The primary structure of information is the field. A field 
consists of the smallest segment of data meaningful to the user. 
Examples of fields might include name, home address, work address, 
etc. Fields alone are meaningless unless they belong to a higher 
data organization called a record. Each record of the same type 
will contain the same fields, but the contents of the fields will 
differ from one instance of a record to another. Associated 
records are grouped into files which serve as the primary 
organizational structure for large sets of data. An organization 
may maintain separate files for its employees, for its corporate 
resources, for its customers or students, etc. 

Traditionally we have tried to organize these files into one of 
three structures based on the anticipated accesses which will be 
made to the data. If access will be to most or all of the records 
during any given file use, and the order of the accesses is not 
important or can be anticipated (i.e. alphabetical), then a 
simple sequential structure where one record follows immediately 
upon the previous will make the most efficient use of storage and 
reading time. Sequential storage is still the classic data 
organization and is found useful in many situations, but it has 
major deficiencies for some situations.

## TASKS FOR THIS EXERCISE
A – In the passage on data organization, recast the paragraph beginning "The primary structure of information is the field" as a short list that keeps its main facts.
B – Write the next paragraph of the passage on data organization, picking up after its final sentence.

## PROVIDED DATA
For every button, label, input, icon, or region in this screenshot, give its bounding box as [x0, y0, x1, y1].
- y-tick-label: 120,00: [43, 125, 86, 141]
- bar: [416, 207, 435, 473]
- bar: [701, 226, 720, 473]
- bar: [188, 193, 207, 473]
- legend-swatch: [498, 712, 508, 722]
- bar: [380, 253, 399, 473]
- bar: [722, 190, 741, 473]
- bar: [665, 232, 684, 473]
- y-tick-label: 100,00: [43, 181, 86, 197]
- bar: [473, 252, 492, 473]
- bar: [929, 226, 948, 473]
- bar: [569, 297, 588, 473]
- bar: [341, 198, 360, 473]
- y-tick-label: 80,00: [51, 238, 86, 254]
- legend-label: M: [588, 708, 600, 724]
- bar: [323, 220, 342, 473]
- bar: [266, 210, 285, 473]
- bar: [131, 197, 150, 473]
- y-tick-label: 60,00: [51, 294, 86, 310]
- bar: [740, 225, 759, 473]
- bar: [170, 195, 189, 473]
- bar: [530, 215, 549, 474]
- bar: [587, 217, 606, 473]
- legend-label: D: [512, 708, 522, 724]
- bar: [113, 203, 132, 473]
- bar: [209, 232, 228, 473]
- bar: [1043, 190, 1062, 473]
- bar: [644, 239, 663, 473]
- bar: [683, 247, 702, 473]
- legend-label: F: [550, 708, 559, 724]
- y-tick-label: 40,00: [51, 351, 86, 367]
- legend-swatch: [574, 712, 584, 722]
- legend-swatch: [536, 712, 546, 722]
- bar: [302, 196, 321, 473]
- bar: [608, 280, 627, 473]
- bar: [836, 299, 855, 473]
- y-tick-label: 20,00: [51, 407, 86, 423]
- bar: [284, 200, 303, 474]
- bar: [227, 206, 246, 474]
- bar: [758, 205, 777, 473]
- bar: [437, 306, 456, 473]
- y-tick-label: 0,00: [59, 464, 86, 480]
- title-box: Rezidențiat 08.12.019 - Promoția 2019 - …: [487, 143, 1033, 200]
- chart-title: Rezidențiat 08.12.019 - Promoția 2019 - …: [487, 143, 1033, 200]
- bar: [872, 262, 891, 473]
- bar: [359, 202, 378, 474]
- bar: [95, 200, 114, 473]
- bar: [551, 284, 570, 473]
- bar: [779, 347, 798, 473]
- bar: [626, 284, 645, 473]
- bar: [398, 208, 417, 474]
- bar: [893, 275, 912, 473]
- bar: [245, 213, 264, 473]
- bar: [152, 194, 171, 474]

## ANSWER SECTION
A –
- A field is the primary structure of information: the smallest segment of data meaningful to the user, such as a name, home address, or work address.
- Fields are meaningless on their own unless they belong to a record.
- Records of the same type contain the same fields, but the field contents differ from one record to another.
- Associated records are grouped into files, the primary organizational structure for large sets of data.
- An organization may keep separate files for its employees, corporate resources, customers or students, and so on.

B –
Many users find that they cannot predict in advance which records 
they are going to need or how frequently they will need to access 
any given record. When this is the case, files can be organized 
so* that the location of any given record can be determined from a 
unique key field (such as part number) contained in each record. 
Thus an attempt to access a given record can be directed to the 
location of that record in storage, with no need to process or 
pass over unused records. This direct access method provides much 
faster access to any given record, but at the cost of wasted 
storage space (for locations with no corresponding record key 
field) and no easy way to access all records if the user so 
desires.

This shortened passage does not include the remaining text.